→ Work order 1
According to the passage on intrusion detection systems, who developed the open source system called "Security Onion"?
→ Work order 2
Reproduce the passage on intrusion detection systems word for word, from "Unauthorized entry into" to "interface for Snort.".

Start of Source passage

Unauthorized entry into a system is a major issue for all networks; big or small. Joseph and Rod (2008, p.21) revealed that there was a high number of unauthorized security events in the last decade and “70 percent of organizations at least reported a security incident”. Considering the fact that not all unauthorized security events are detected, it can be safely assumed that the percentage of security incidents is even higher. This paper will set out to demonstrate that there is a viable Host based Intrusion Detection System that can be used by small businesses and home networks as an alternative to the off the shelf IDS software. This alternative is the open source system developed by Doug Burks that is currently available as “Security Onion”. The paper will pay special attention to the Sguil portion of the software and its application as an analysis interface for Snort.
Intrusion Detection System: An Overview
The best method for dealing with intruders is to prevent them from gaining access to the network. While desirable, this method does not always work and intruders may find a way to breach the security measures imposed and gain access to the system. Scarfone and Mell (2007, p.2) define intrusion detection as the process of “monitoring the events occurring in a computer system or network and analyzing them for signs of possible incidents, which are violations or imminent threats of violation of computer security policies, acceptable use policies, or standard security practices”. An Intrusion Detection System (IDS) is software designed to automatically carry out the intrusion detection tasks. An IDS is a security solution that protects computers that have been successfully violated by an intruder and it provides the second line of defense for the security administrator.
The importance of IDS comes from the assumption that every network may at one time be compromised despite all the preventive measures taken to protect it. This assumption is in most cases right since as Sundaram (2004, p.24) bleakly notes, “the sophistication of hacker tools has been faster than the technical knowledge required to counter the hacker techniques”. Therefore, when this intrusion happens, the most effective way to deal with the situation is to monitor the system. Without an IDS in place, the network administrator will be oblivious of the fact that his network has been compromised and this may have dire consequences. Using Intrusion Detection System (IDS) the network administrator is in a position to secure the network from sophisticated attacks that would otherwise occur without their knowledge. Intrusion Detection Systems notify the system administrator of suspect activities that may be occurring within the network. Once this detection has been identified, action should be taken to ensure that the threat is removed and future intrusion is prevented.
While small businesses and home networks may deem IDS as unnecessary, research by Meghanathan et al. (2006) demonstrates that use of these tools gives the network security personnel the means to deal with intruders and identify risks. This will have the multiple function of protecting the network from opportunistic intruders who are on the look out for an easy target, preventing access to unauthorized parties and in the event that the system is compromised, early detection and expulsion of the same.

End of Source passage
Start of Data

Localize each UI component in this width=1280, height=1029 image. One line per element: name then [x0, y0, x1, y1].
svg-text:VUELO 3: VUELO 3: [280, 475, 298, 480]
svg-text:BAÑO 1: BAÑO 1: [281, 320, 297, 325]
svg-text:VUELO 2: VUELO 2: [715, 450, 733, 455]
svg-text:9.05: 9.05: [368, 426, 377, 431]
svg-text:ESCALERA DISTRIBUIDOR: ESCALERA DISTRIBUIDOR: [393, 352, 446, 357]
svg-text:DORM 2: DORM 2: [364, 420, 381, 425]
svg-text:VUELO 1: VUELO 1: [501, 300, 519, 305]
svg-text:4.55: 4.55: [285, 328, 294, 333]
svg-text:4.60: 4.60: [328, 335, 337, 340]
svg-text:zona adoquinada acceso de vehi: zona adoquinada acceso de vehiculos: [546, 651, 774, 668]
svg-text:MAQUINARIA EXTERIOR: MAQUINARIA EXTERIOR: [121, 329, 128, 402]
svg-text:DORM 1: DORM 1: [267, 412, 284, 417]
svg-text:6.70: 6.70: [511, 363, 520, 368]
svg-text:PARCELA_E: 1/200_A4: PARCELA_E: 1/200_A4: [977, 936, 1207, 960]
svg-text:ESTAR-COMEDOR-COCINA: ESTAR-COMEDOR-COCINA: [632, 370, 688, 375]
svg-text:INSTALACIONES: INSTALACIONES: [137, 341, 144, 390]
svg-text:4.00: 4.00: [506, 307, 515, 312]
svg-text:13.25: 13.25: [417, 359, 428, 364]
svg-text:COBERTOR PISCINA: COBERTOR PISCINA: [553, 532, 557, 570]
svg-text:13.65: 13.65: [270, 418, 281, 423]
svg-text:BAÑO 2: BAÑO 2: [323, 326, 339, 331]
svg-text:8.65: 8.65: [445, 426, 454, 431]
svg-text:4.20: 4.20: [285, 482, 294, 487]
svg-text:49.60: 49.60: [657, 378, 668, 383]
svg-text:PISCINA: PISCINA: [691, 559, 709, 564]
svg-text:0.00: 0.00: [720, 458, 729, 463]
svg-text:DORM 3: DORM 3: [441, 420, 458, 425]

End of Data

→ Exercise answer 1
Doug Burks

→ Exercise answer 2
Unauthorized entry into a system is a major issue for all networks; big or small. Joseph and Rod (2008, p.21) revealed that there was a high number of unauthorized security events in the last decade and “70 percent of organizations at least reported a security incident”. Considering the fact that not all unauthorized security events are detected, it can be safely assumed that the percentage of security incidents is even higher. This paper will set out to demonstrate that there is a viable Host based Intrusion Detection System that can be used by small businesses and home networks as an alternative to the off the shelf IDS software. This alternative is the open source system developed by Doug Burks that is currently available as “Security Onion”. The paper will pay special attention to the Sguil portion of the software and its application as an analysis interface for Snort.